** START Data shown **

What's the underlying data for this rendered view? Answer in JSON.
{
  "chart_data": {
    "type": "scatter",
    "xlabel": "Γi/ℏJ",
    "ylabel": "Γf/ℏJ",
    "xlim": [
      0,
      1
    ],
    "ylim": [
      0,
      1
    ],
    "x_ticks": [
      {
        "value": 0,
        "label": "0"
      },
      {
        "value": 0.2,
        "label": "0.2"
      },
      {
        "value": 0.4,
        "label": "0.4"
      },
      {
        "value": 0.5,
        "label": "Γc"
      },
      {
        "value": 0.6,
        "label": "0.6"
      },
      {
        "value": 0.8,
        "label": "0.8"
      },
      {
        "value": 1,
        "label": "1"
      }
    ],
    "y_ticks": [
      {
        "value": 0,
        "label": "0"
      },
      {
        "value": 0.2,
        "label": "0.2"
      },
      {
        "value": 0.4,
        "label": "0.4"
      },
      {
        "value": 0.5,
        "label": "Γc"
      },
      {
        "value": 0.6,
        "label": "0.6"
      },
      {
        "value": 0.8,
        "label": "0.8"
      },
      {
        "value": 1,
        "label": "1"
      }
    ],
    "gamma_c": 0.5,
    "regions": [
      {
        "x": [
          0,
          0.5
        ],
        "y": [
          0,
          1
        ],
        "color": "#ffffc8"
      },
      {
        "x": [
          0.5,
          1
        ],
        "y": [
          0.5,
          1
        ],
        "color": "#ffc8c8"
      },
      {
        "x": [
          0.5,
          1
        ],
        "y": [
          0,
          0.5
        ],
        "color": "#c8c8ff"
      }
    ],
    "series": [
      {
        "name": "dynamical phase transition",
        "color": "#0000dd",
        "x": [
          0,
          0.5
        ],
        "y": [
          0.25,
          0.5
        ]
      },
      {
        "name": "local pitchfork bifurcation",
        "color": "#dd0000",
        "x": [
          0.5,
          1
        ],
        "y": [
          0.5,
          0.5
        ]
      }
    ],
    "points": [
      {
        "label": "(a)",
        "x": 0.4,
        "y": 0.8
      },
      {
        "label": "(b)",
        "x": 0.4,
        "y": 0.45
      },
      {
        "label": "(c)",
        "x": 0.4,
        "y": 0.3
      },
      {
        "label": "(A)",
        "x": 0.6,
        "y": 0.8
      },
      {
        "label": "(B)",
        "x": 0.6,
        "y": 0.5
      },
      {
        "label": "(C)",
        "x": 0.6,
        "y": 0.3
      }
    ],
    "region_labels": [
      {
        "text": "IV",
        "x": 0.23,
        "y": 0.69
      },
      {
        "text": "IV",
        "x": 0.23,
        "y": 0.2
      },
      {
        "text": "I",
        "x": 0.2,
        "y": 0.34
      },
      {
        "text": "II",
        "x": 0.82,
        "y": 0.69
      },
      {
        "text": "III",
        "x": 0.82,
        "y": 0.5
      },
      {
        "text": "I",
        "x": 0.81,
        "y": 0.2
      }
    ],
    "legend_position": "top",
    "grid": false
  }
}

** END Data shown **

#### What is being asked
Give the listing above again, word for word.

#### Expected output
What's the underlying data for this rendered view? Answer in JSON.
{
  "chart_data": {
    "type": "scatter",
    "xlabel": "Γi/ℏJ",
    "ylabel": "Γf/ℏJ",
    "xlim": [
      0,
      1
    ],
    "ylim": [
      0,
      1
    ],
    "x_ticks": [
      {
        "value": 0,
        "label": "0"
      },
      {
        "value": 0.2,
        "label": "0.2"
      },
      {
        "value": 0.4,
        "label": "0.4"
      },
      {
        "value": 0.5,
        "label": "Γc"
      },
      {
        "value": 0.6,
        "label": "0.6"
      },
      {
        "value": 0.8,
        "label": "0.8"
      },
      {
        "value": 1,
        "label": "1"
      }
    ],
    "y_ticks": [
      {
        "value": 0,
        "label": "0"
      },
      {
        "value": 0.2,
        "label": "0.2"
      },
      {
        "value": 0.4,
        "label": "0.4"
      },
      {
        "value": 0.5,
        "label": "Γc"
      },
      {
        "value": 0.6,
        "label": "0.6"
      },
      {
        "value": 0.8,
        "label": "0.8"
      },
      {
        "value": 1,
        "label": "1"
      }
    ],
    "gamma_c": 0.5,
    "regions": [
      {
        "x": [
          0,
          0.5
        ],
        "y": [
          0,
          1
        ],
        "color": "#ffffc8"
      },
      {
        "x": [
          0.5,
          1
        ],
        "y": [
          0.5,
          1
        ],
        "color": "#ffc8c8"
      },
      {
        "x": [
          0.5,
          1
        ],
        "y": [
          0,
          0.5
        ],
        "color": "#c8c8ff"
      }
    ],
    "series": [
      {
        "name": "dynamical phase transition",
        "color": "#0000dd",
        "x": [
          0,
          0.5
        ],
        "y": [
          0.25,
          0.5
        ]
      },
      {
        "name": "local pitchfork bifurcation",
        "color": "#dd0000",
        "x": [
          0.5,
          1
        ],
        "y": [
          0.5,
          0.5
        ]
      }
    ],
    "points": [
      {
        "label": "(a)",
        "x": 0.4,
        "y": 0.8
      },
      {
        "label": "(b)",
        "x": 0.4,
        "y": 0.45
      },
      {
        "label": "(c)",
        "x": 0.4,
        "y": 0.3
      },
      {
        "label": "(A)",
        "x": 0.6,
        "y": 0.8
      },
      {
        "label": "(B)",
        "x": 0.6,
        "y": 0.5
      },
      {
        "label": "(C)",
        "x": 0.6,
        "y": 0.3
      }
    ],
    "region_labels": [
      {
        "text": "IV",
        "x": 0.23,
        "y": 0.69
      },
      {
        "text": "IV",
        "x": 0.23,
        "y": 0.2
      },
      {
        "text": "I",
        "x": 0.2,
        "y": 0.34
      },
      {
        "text": "II",
        "x": 0.82,
        "y": 0.69
      },
      {
        "text": "III",
        "x": 0.82,
        "y": 0.5
      },
      {
        "text": "I",
        "x": 0.81,
        "y": 0.2
      }
    ],
    "legend_position": "top",
    "grid": false
  }
}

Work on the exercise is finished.